#### [RECORDS FOR THIS TASK]

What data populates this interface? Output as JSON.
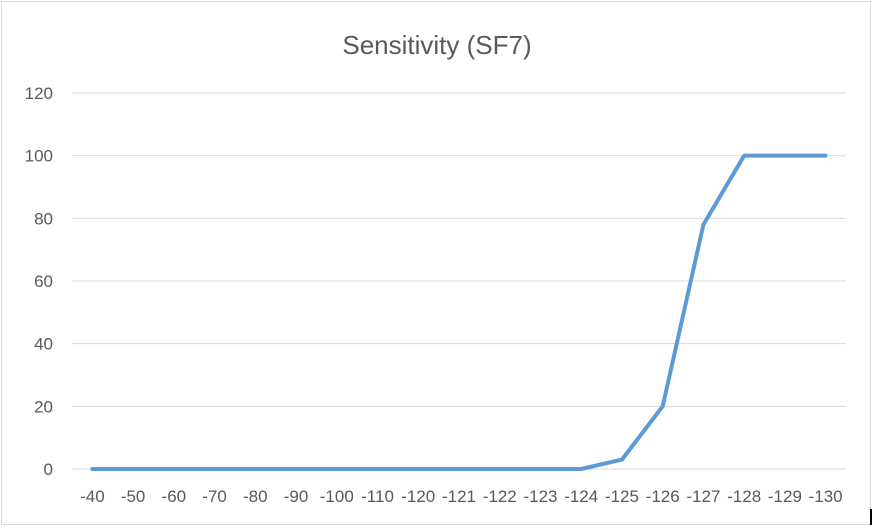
{
  "chart_data": {
    "type": "line",
    "title": "Sensitivity (SF7)",
    "xlabel": "",
    "ylabel": "",
    "categories": [
      "-40",
      "-50",
      "-60",
      "-70",
      "-80",
      "-90",
      "-100",
      "-110",
      "-120",
      "-121",
      "-122",
      "-123",
      "-124",
      "-125",
      "-126",
      "-127",
      "-128",
      "-129",
      "-130"
    ],
    "series": [
      {
        "values": [
          0,
          0,
          0,
          0,
          0,
          0,
          0,
          0,
          0,
          0,
          0,
          0,
          0,
          3,
          20,
          78,
          100,
          100,
          100
        ]
      }
    ],
    "ylim": [
      0,
      120
    ],
    "yticks": [
      0,
      20,
      40,
      60,
      80,
      100,
      120
    ],
    "grid": true,
    "legend": "none",
    "colors": {
      "line": "#5b9bd5",
      "grid": "#d9d9d9",
      "text": "#595959"
    }
  }
}
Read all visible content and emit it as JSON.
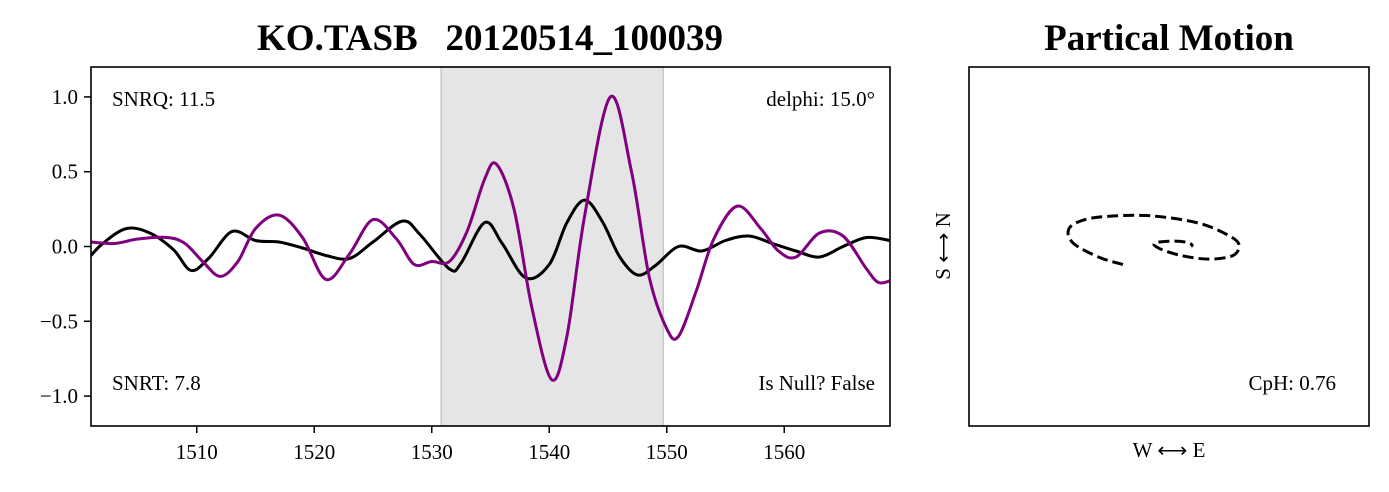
{
  "chart_data": [
    {
      "type": "line",
      "title": "KO.TASB   20120514_100039",
      "xlim": [
        1501,
        1569
      ],
      "ylim": [
        -1.2,
        1.2
      ],
      "x_ticks": [
        1510,
        1520,
        1530,
        1540,
        1550,
        1560
      ],
      "y_ticks": [
        1.0,
        0.5,
        0.0,
        -0.5,
        -1.0
      ],
      "y_tick_labels": [
        "1.0",
        "0.5",
        "0.0",
        "−0.5",
        "−1.0"
      ],
      "shaded_window": [
        1530.8,
        1549.7
      ],
      "annotations": {
        "top_left": "SNRQ: 11.5",
        "top_right": "delphi: 15.0°",
        "bottom_left": "SNRT: 7.8",
        "bottom_right": "Is Null? False"
      },
      "series": [
        {
          "color": "#000000",
          "x": [
            1501,
            1502,
            1504,
            1506,
            1508,
            1509.5,
            1511,
            1513,
            1515,
            1517,
            1519,
            1521,
            1523,
            1525,
            1527.5,
            1529,
            1531.5,
            1532.5,
            1534.5,
            1536,
            1538,
            1540,
            1541.5,
            1543,
            1544.5,
            1546,
            1547.5,
            1549,
            1551,
            1553,
            1555,
            1557,
            1559,
            1561,
            1563,
            1565,
            1567,
            1569
          ],
          "y": [
            -0.06,
            0.02,
            0.12,
            0.09,
            -0.02,
            -0.16,
            -0.08,
            0.1,
            0.04,
            0.03,
            -0.01,
            -0.06,
            -0.08,
            0.03,
            0.17,
            0.08,
            -0.15,
            -0.11,
            0.16,
            0.02,
            -0.21,
            -0.12,
            0.16,
            0.31,
            0.17,
            -0.07,
            -0.19,
            -0.13,
            0.0,
            -0.03,
            0.04,
            0.07,
            0.02,
            -0.03,
            -0.07,
            0.0,
            0.06,
            0.04
          ]
        },
        {
          "color": "#800080",
          "x": [
            1501,
            1503,
            1505,
            1507.5,
            1509,
            1510.5,
            1512,
            1513.5,
            1515,
            1517,
            1519,
            1521,
            1523,
            1525,
            1527,
            1528.5,
            1530,
            1531.5,
            1533,
            1534.5,
            1535.5,
            1537,
            1538.5,
            1540.2,
            1541.5,
            1543,
            1545.2,
            1547,
            1548.5,
            1550,
            1551,
            1552.5,
            1554,
            1556,
            1558,
            1559.5,
            1561,
            1563,
            1565,
            1567,
            1568,
            1569
          ],
          "y": [
            0.03,
            0.02,
            0.05,
            0.06,
            0.02,
            -0.1,
            -0.2,
            -0.1,
            0.12,
            0.21,
            0.06,
            -0.22,
            -0.05,
            0.18,
            0.05,
            -0.12,
            -0.1,
            -0.1,
            0.1,
            0.45,
            0.55,
            0.25,
            -0.4,
            -0.89,
            -0.6,
            0.2,
            1.0,
            0.5,
            -0.2,
            -0.55,
            -0.6,
            -0.3,
            0.05,
            0.27,
            0.12,
            -0.03,
            -0.07,
            0.09,
            0.07,
            -0.15,
            -0.24,
            -0.23
          ]
        }
      ]
    },
    {
      "type": "line",
      "title": "Partical Motion",
      "xlabel": "W ⟷ E",
      "ylabel": "S ⟷ N",
      "xlim": [
        -1,
        1
      ],
      "ylim": [
        -1,
        1
      ],
      "annotations": {
        "bottom_right": "CpH: 0.76"
      },
      "series": [
        {
          "color": "#000000",
          "style": "dashed",
          "x": [
            -0.23,
            -0.35,
            -0.48,
            -0.5,
            -0.42,
            -0.28,
            -0.08,
            0.15,
            0.3,
            0.35,
            0.32,
            0.2,
            0.06,
            -0.05,
            -0.07,
            0.03,
            0.1,
            0.12
          ],
          "y": [
            -0.1,
            -0.06,
            0.02,
            0.1,
            0.15,
            0.17,
            0.17,
            0.13,
            0.06,
            0.01,
            -0.05,
            -0.07,
            -0.05,
            -0.01,
            0.02,
            0.03,
            0.02,
            0.0
          ]
        }
      ]
    }
  ]
}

#### [TASK]
Your task is to copy the entries in full and exactly, without any images.

#### [ANSWER TO THIS TASK]
What data populates this interface? Output as JSON.
{
  "chart_data": {
    "type": "line",
    "title": "Sensitivity (SF7)",
    "xlabel": "",
    "ylabel": "",
    "categories": [
      "-40",
      "-50",
      "-60",
      "-70",
      "-80",
      "-90",
      "-100",
      "-110",
      "-120",
      "-121",
      "-122",
      "-123",
      "-124",
      "-125",
      "-126",
      "-127",
      "-128",
      "-129",
      "-130"
    ],
    "series": [
      {
        "values": [
          0,
          0,
          0,
          0,
          0,
          0,
          0,
          0,
          0,
          0,
          0,
          0,
          0,
          3,
          20,
          78,
          100,
          100,
          100
        ]
      }
    ],
    "ylim": [
      0,
      120
    ],
    "yticks": [
      0,
      20,
      40,
      60,
      80,
      100,
      120
    ],
    "grid": true,
    "legend": "none",
    "colors": {
      "line": "#5b9bd5",
      "grid": "#d9d9d9",
      "text": "#595959"
    }
  }
}
Read all visible content and emit it as JSON.
{
  "chart_data": [
    {
      "type": "line",
      "title": "KO.TASB   20120514_100039",
      "xlim": [
        1501,
        1569
      ],
      "ylim": [
        -1.2,
        1.2
      ],
      "x_ticks": [
        1510,
        1520,
        1530,
        1540,
        1550,
        1560
      ],
      "y_ticks": [
        1.0,
        0.5,
        0.0,
        -0.5,
        -1.0
      ],
      "y_tick_labels": [
        "1.0",
        "0.5",
        "0.0",
        "−0.5",
        "−1.0"
      ],
      "shaded_window": [
        1530.8,
        1549.7
      ],
      "annotations": {
        "top_left": "SNRQ: 11.5",
        "top_right": "delphi: 15.0°",
        "bottom_left": "SNRT: 7.8",
        "bottom_right": "Is Null? False"
      },
      "series": [
        {
          "color": "#000000",
          "x": [
            1501,
            1502,
            1504,
            1506,
            1508,
            1509.5,
            1511,
            1513,
            1515,
            1517,
            1519,
            1521,
            1523,
            1525,
            1527.5,
            1529,
            1531.5,
            1532.5,
            1534.5,
            1536,
            1538,
            1540,
            1541.5,
            1543,
            1544.5,
            1546,
            1547.5,
            1549,
            1551,
            1553,
            1555,
            1557,
            1559,
            1561,
            1563,
            1565,
            1567,
            1569
          ],
          "y": [
            -0.06,
            0.02,
            0.12,
            0.09,
            -0.02,
            -0.16,
            -0.08,
            0.1,
            0.04,
            0.03,
            -0.01,
            -0.06,
            -0.08,
            0.03,
            0.17,
            0.08,
            -0.15,
            -0.11,
            0.16,
            0.02,
            -0.21,
            -0.12,
            0.16,
            0.31,
            0.17,
            -0.07,
            -0.19,
            -0.13,
            0.0,
            -0.03,
            0.04,
            0.07,
            0.02,
            -0.03,
            -0.07,
            0.0,
            0.06,
            0.04
          ]
        },
        {
          "color": "#800080",
          "x": [
            1501,
            1503,
            1505,
            1507.5,
            1509,
            1510.5,
            1512,
            1513.5,
            1515,
            1517,
            1519,
            1521,
            1523,
            1525,
            1527,
            1528.5,
            1530,
            1531.5,
            1533,
            1534.5,
            1535.5,
            1537,
            1538.5,
            1540.2,
            1541.5,
            1543,
            1545.2,
            1547,
            1548.5,
            1550,
            1551,
            1552.5,
            1554,
            1556,
            1558,
            1559.5,
            1561,
            1563,
            1565,
            1567,
            1568,
            1569
          ],
          "y": [
            0.03,
            0.02,
            0.05,
            0.06,
            0.02,
            -0.1,
            -0.2,
            -0.1,
            0.12,
            0.21,
            0.06,
            -0.22,
            -0.05,
            0.18,
            0.05,
            -0.12,
            -0.1,
            -0.1,
            0.1,
            0.45,
            0.55,
            0.25,
            -0.4,
            -0.89,
            -0.6,
            0.2,
            1.0,
            0.5,
            -0.2,
            -0.55,
            -0.6,
            -0.3,
            0.05,
            0.27,
            0.12,
            -0.03,
            -0.07,
            0.09,
            0.07,
            -0.15,
            -0.24,
            -0.23
          ]
        }
      ]
    },
    {
      "type": "line",
      "title": "Partical Motion",
      "xlabel": "W ⟷ E",
      "ylabel": "S ⟷ N",
      "xlim": [
        -1,
        1
      ],
      "ylim": [
        -1,
        1
      ],
      "annotations": {
        "bottom_right": "CpH: 0.76"
      },
      "series": [
        {
          "color": "#000000",
          "style": "dashed",
          "x": [
            -0.23,
            -0.35,
            -0.48,
            -0.5,
            -0.42,
            -0.28,
            -0.08,
            0.15,
            0.3,
            0.35,
            0.32,
            0.2,
            0.06,
            -0.05,
            -0.07,
            0.03,
            0.1,
            0.12
          ],
          "y": [
            -0.1,
            -0.06,
            0.02,
            0.1,
            0.15,
            0.17,
            0.17,
            0.13,
            0.06,
            0.01,
            -0.05,
            -0.07,
            -0.05,
            -0.01,
            0.02,
            0.03,
            0.02,
            0.0
          ]
        }
      ]
    }
  ]
}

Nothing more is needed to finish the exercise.